À Tebemdala, district rattaché à la sous-préfecture de Balandou à plus de 40 kilomètres du centre-ville de Kankan, l’enthousiasme des maraîchères se heurte à de multiples contraintes logistiques et naturelles qui menacent leurs revenus et la pérennité de leurs activités.
Des contraintes environnementales et logistiques majeures
Le quotidien de ces productrices est principalement rythmé par trois fléaux : l’envahissement régulier de leurs périmètres par les eaux lors des crues, la destruction des clôtures et des récoltes par la divulgation des animaux, ainsi que le délabrement poussé des pistes rurales. Ces axes routiers praticables avec peine freinent considérablement l’acheminement des produits frais vers les marchés urbains.

Kadiatou Kanté, porte-parole des femmes de Tebemdala, résume ainsi la gravité de la situation :
« Nous rencontrons énormément de difficultés dans nos exploitations. L’eau envahit nos périmètres, les animaux détruisent nos clôtures tout comme nos cultures, et l’état catastrophique de la route rend l’évacuation de nos récoltes vers les marchés extrêmement pénible. »

_____

Consignes de l'exercice.
• A. Dressez la liste des fléaux qui, selon le texte sur les maraîchères de Tebemdala, rythment le quotidien de ces productrices.
• B. Répondez brièvement à ces questions sur le texte consacré aux maraîchères de Tebemdala :
(i) À quelle sous-préfecture le district de Tebemdala est-il rattaché ?
(ii) À quelle distance du centre-ville de Kankan se trouve-t-il ?
(iii) Qui est la porte-parole des femmes de Tebemdala ?
• C. Poursuivez le texte sur les maraîchères de Tebemdala après la citation qui le clôt.
Les entrées qui suivent constituent un matériau indépendant du texte présenté.

_____

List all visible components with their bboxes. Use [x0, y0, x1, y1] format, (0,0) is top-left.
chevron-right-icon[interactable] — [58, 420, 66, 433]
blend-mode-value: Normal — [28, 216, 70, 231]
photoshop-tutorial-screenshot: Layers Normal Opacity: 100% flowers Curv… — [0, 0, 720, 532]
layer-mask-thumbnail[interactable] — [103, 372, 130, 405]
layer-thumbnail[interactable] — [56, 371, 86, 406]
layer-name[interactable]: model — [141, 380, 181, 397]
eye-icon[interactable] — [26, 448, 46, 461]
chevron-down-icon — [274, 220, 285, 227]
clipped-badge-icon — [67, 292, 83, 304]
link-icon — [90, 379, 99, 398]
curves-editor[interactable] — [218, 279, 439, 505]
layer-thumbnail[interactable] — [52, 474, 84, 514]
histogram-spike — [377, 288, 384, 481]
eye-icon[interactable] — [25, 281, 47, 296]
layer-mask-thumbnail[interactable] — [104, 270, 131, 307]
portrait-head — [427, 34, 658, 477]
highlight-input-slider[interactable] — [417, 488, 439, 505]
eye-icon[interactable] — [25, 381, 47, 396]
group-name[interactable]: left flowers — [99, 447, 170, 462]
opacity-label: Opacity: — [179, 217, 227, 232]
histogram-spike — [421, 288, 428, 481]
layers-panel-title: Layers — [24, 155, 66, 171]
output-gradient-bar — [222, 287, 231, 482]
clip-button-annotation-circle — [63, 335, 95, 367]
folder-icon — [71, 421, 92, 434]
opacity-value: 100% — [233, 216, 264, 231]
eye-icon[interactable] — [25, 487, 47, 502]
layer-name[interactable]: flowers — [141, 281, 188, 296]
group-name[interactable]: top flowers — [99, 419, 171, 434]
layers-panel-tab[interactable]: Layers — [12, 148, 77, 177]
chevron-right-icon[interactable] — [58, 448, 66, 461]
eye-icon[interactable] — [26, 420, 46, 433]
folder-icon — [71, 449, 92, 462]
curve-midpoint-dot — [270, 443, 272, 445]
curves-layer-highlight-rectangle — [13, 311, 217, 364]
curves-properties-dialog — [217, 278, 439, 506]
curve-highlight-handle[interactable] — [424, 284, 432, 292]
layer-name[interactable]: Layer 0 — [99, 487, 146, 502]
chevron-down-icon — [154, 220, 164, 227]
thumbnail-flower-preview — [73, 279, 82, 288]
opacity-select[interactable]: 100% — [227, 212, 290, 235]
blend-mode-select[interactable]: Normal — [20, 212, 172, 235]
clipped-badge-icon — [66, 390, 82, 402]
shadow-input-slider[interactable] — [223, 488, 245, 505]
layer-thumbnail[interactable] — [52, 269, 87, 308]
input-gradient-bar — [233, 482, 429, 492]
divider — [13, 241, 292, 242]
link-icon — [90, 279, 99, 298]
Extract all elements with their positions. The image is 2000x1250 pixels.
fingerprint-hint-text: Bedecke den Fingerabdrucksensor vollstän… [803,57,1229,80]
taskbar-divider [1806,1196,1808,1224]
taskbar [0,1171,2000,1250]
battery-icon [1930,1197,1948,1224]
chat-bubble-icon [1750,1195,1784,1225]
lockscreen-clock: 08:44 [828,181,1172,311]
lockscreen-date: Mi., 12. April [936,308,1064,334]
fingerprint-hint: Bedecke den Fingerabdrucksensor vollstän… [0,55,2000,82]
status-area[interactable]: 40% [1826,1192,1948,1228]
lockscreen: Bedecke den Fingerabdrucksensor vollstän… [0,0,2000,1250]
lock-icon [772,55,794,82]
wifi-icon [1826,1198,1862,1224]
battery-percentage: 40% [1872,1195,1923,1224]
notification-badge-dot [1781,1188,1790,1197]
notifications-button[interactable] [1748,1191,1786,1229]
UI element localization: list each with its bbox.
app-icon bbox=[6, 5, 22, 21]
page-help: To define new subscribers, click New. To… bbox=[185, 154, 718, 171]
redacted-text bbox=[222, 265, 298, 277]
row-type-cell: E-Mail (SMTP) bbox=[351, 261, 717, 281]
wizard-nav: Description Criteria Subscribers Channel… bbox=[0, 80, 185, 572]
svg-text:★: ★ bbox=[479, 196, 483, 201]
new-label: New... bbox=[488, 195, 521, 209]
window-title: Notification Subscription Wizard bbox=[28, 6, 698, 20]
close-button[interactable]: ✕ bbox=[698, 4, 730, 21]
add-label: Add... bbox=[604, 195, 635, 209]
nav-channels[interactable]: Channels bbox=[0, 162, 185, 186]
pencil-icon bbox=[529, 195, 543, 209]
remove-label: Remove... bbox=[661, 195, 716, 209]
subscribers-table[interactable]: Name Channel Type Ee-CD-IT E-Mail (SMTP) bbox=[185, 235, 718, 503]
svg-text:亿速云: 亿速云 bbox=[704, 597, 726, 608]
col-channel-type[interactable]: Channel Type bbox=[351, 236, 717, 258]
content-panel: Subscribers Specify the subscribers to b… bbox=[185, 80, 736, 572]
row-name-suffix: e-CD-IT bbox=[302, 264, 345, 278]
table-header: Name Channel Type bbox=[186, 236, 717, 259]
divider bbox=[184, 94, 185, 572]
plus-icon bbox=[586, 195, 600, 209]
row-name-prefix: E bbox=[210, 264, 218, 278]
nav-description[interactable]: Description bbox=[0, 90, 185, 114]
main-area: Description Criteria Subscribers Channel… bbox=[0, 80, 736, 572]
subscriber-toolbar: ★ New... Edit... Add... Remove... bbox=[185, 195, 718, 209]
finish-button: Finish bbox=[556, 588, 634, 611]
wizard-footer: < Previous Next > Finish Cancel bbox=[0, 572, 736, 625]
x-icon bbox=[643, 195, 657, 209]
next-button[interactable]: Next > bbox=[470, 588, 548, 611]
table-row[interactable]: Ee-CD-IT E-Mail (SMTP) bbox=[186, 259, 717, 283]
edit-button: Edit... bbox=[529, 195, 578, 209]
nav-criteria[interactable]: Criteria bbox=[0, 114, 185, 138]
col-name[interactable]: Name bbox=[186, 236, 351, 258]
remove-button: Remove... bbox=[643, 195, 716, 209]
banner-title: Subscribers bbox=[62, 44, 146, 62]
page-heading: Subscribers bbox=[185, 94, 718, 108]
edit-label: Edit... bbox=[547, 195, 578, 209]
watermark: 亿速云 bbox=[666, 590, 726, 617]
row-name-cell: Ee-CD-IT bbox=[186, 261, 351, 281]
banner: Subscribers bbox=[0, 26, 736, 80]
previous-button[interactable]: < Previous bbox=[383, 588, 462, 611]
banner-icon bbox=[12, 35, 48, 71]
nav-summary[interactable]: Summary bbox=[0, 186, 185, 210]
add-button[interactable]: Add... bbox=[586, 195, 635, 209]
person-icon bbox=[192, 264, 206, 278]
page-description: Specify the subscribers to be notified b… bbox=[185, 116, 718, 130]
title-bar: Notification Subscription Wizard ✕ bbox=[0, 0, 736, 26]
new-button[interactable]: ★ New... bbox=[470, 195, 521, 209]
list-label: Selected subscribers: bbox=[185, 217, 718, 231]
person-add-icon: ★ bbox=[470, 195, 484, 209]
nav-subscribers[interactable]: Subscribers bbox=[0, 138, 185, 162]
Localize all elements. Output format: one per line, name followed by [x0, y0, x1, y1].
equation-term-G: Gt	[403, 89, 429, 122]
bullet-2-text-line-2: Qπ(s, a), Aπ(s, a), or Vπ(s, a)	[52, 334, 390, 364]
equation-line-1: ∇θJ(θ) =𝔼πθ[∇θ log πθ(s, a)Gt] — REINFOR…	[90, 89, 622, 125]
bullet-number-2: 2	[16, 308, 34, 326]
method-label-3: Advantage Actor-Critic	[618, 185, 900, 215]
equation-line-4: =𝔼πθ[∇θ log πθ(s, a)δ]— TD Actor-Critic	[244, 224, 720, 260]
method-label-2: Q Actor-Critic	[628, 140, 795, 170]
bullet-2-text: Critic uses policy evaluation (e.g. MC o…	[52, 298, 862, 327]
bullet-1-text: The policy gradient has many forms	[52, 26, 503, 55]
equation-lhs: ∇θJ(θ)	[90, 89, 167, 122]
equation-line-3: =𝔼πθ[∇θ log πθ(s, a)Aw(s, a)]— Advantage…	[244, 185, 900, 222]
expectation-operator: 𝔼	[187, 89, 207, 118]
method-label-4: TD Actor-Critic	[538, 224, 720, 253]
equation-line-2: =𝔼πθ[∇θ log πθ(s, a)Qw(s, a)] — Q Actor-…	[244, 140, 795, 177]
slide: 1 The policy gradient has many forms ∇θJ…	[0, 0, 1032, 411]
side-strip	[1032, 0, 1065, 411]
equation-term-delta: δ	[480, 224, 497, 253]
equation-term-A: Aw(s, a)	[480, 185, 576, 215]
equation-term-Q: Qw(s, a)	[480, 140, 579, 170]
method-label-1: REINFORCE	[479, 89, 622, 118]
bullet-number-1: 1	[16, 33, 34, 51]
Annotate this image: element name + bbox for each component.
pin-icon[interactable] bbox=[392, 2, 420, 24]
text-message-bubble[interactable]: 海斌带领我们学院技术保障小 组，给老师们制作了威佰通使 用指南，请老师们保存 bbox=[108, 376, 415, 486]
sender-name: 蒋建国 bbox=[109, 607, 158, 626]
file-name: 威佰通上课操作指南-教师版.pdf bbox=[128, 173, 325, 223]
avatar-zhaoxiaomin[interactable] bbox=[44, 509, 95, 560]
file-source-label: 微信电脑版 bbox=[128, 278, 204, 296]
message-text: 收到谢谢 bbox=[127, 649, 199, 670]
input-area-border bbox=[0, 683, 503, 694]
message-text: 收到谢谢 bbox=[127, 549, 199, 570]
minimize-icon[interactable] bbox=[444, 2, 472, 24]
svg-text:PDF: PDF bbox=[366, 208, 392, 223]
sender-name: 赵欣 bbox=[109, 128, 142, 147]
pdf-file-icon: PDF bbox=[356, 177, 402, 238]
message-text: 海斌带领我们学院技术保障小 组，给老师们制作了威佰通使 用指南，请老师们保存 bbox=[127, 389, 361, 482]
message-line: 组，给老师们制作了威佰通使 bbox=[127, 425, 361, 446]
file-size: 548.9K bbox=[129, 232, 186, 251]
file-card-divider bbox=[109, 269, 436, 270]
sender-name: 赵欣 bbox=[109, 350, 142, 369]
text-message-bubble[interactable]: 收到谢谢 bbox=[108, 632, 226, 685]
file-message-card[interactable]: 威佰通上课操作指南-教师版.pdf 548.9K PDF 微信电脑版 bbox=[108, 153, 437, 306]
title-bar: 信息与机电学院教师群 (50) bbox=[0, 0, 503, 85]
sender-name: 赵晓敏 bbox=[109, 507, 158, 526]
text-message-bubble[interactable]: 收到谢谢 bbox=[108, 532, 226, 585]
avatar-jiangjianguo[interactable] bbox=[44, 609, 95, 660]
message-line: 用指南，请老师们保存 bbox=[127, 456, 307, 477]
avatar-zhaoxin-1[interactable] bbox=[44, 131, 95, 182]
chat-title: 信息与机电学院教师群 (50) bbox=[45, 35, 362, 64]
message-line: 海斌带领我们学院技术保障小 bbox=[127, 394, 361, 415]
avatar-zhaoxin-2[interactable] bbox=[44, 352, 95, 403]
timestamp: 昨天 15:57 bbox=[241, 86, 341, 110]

_____

Liste des réponses.
• A.
- L'envahissement régulier de leurs périmètres par les eaux lors des crues
- La destruction des clôtures et des récoltes par les animaux
- Le délabrement poussé des pistes rurales

• B.
(i) À la sous-préfecture de Balandou.
(ii) À plus de 40 kilomètres.
(iii) Kadiatou Kanté.

• C.
Un appel à l’aide adressé aux autorités
Face à ce constat qui asphyxie l’économie locale, le groupement féminin sollicite une intervention urgente des pouvoirs publics. La porte-parole lance un plaidoyer direct à l’endroit des décideurs :
« Nous demandons humblement au président de la République, le général Mamadi Doumbouya, ainsi qu’aux services concernés, de penser aux femmes de Tebemdala. Nous avons besoin d’un accompagnement ciblé : la sécurisation de nos périmètres, la réhabilitation des routes et des appuis techniques pour mieux valoriser nos productions. »
Une résilience remarquable malgré la précarité
Malgré ces obstacles répétés, les femmes de Tebemdala refusent d’abandonner le maraîchage. Cette activité demeure le pilier financier de nombreuses familles et garantit la sécurité alimentaire du ménage. Elles espèrent désormais que leur cri du cœur sera entendu et traduit en actions concrètes dans les programmes de développement local.